● **Exercise directions**: Exactly as written, please set down all of the entries again, with no pictures.

Stored dataset items:
======

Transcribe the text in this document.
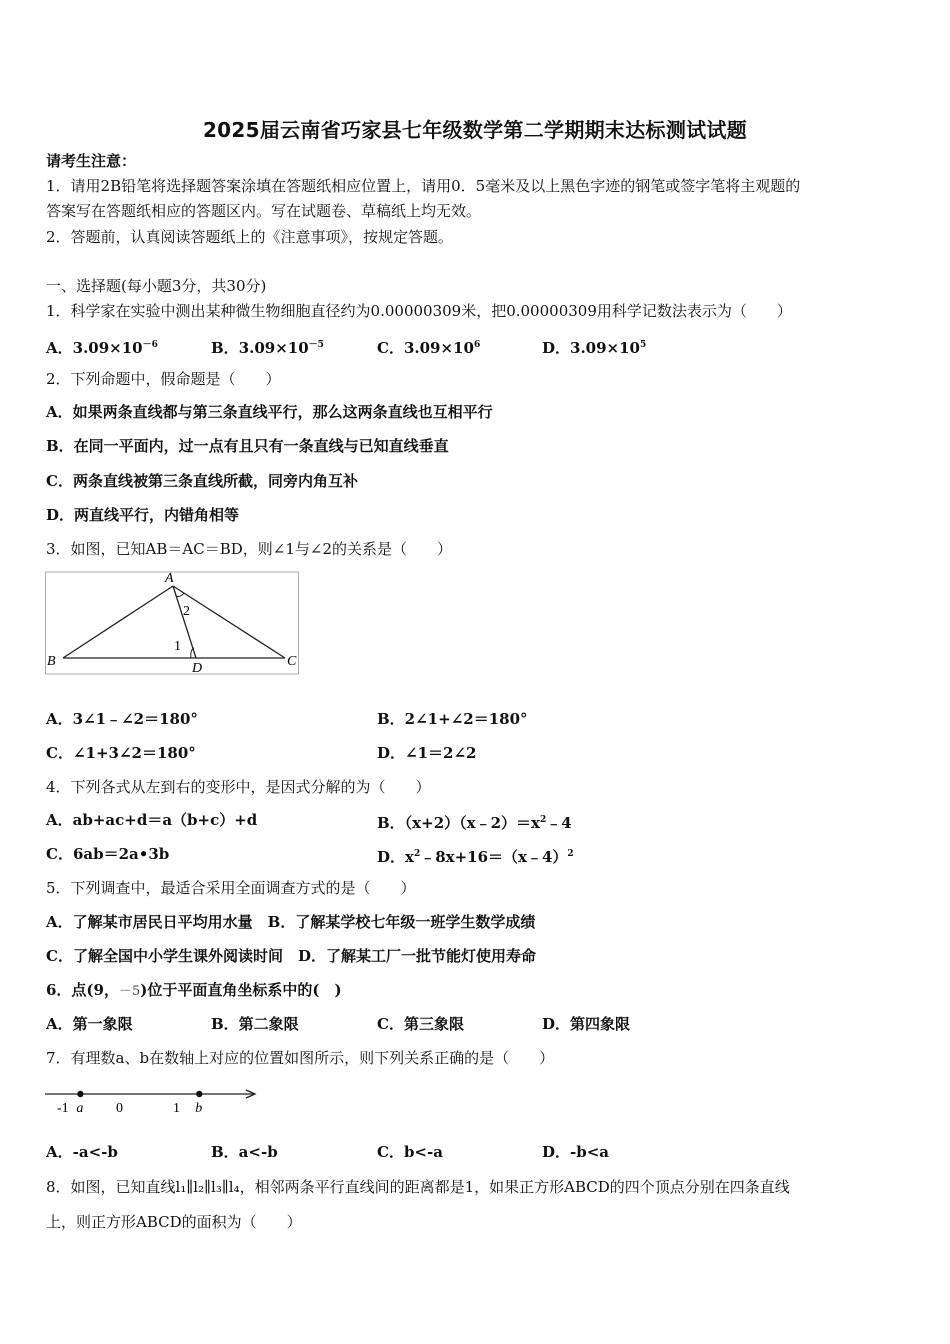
2025届云南省巧家县七年级数学第二学期期末达标测试试题
请考生注意：
1．请用2B铅笔将选择题答案涂填在答题纸相应位置上，请用0．5毫米及以上黑色字迹的钢笔或签字笔将主观题的
答案写在答题纸相应的答题区内。写在试题卷、草稿纸上均无效。
2．答题前，认真阅读答题纸上的《注意事项》，按规定答题。
一、选择题(每小题3分，共30分)
1．科学家在实验中测出某种微生物细胞直径约为0.00000309米，把0.00000309用科学记数法表示为（　　）
A．$3.09\times 10^{-6}$	B．$3.09\times 10^{-5}$	C．$3.09\times 10^6$	D．$3.09\times 10^5$
2．下列命题中，假命题是（　　）
A．如果两条直线都与第三条直线平行，那么这两条直线也互相平行
B．在同一平面内，过一点有且只有一条直线与已知直线垂直
C．两条直线被第三条直线所截，同旁内角互补
D．两直线平行，内错角相等
3．如图，已知AB＝AC＝BD，则∠1与∠2的关系是（　　）
A
B	C
D
2
1
A．3∠1﹣∠2＝180°	B．2∠1+∠2＝180°
C．∠1+3∠2＝180°	D．∠1＝2∠2
4．下列各式从左到右的变形中，是因式分解的为（　　）
A．ab+ac+d＝a（b+c）+d	B．$(x+2)(x﹣2)=x^2﹣4$
C．6ab＝2a•3b	D．$x^2﹣8x+16=(x﹣4)^2$
5．下列调查中，最适合采用全面调查方式的是（　　）
A．了解某市居民日平均用水量　B．了解某学校七年级一班学生数学成绩
C．了解全国中小学生课外阅读时间　D．了解某工厂一批节能灯使用寿命
6．点(9，－5)位于平面直角坐标系中的(　)
A．第一象限	B．第二象限	C．第三象限	D．第四象限
7．有理数a、b在数轴上对应的位置如图所示，则下列关系正确的是（　　）
-1 a 0	1 b
A．-a<-b	B．a<-b	C．b<-a	D．-b<a
8．如图，已知直线l₁∥l₂∥l₃∥l₄，相邻两条平行直线间的距离都是1，如果正方形ABCD的四个顶点分别在四条直线
上，则正方形ABCD的面积为（　　）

======

● **Exercise answer**:
Transcribe the text in this document.
2025届云南省巧家县七年级数学第二学期期末达标测试试题
请考生注意：
1．请用2B铅笔将选择题答案涂填在答题纸相应位置上，请用0．5毫米及以上黑色字迹的钢笔或签字笔将主观题的
答案写在答题纸相应的答题区内。写在试题卷、草稿纸上均无效。
2．答题前，认真阅读答题纸上的《注意事项》，按规定答题。
一、选择题(每小题3分，共30分)
1．科学家在实验中测出某种微生物细胞直径约为0.00000309米，把0.00000309用科学记数法表示为（　　）
A．$3.09\times 10^{-6}$	B．$3.09\times 10^{-5}$	C．$3.09\times 10^6$	D．$3.09\times 10^5$
2．下列命题中，假命题是（　　）
A．如果两条直线都与第三条直线平行，那么这两条直线也互相平行
B．在同一平面内，过一点有且只有一条直线与已知直线垂直
C．两条直线被第三条直线所截，同旁内角互补
D．两直线平行，内错角相等
3．如图，已知AB＝AC＝BD，则∠1与∠2的关系是（　　）
A
B	C
D
2
1
A．3∠1﹣∠2＝180°	B．2∠1+∠2＝180°
C．∠1+3∠2＝180°	D．∠1＝2∠2
4．下列各式从左到右的变形中，是因式分解的为（　　）
A．ab+ac+d＝a（b+c）+d	B．$(x+2)(x﹣2)=x^2﹣4$
C．6ab＝2a•3b	D．$x^2﹣8x+16=(x﹣4)^2$
5．下列调查中，最适合采用全面调查方式的是（　　）
A．了解某市居民日平均用水量　B．了解某学校七年级一班学生数学成绩
C．了解全国中小学生课外阅读时间　D．了解某工厂一批节能灯使用寿命
6．点(9，－5)位于平面直角坐标系中的(　)
A．第一象限	B．第二象限	C．第三象限	D．第四象限
7．有理数a、b在数轴上对应的位置如图所示，则下列关系正确的是（　　）
-1 a 0	1 b
A．-a<-b	B．a<-b	C．b<-a	D．-b<a
8．如图，已知直线l₁∥l₂∥l₃∥l₄，相邻两条平行直线间的距离都是1，如果正方形ABCD的四个顶点分别在四条直线
上，则正方形ABCD的面积为（　　）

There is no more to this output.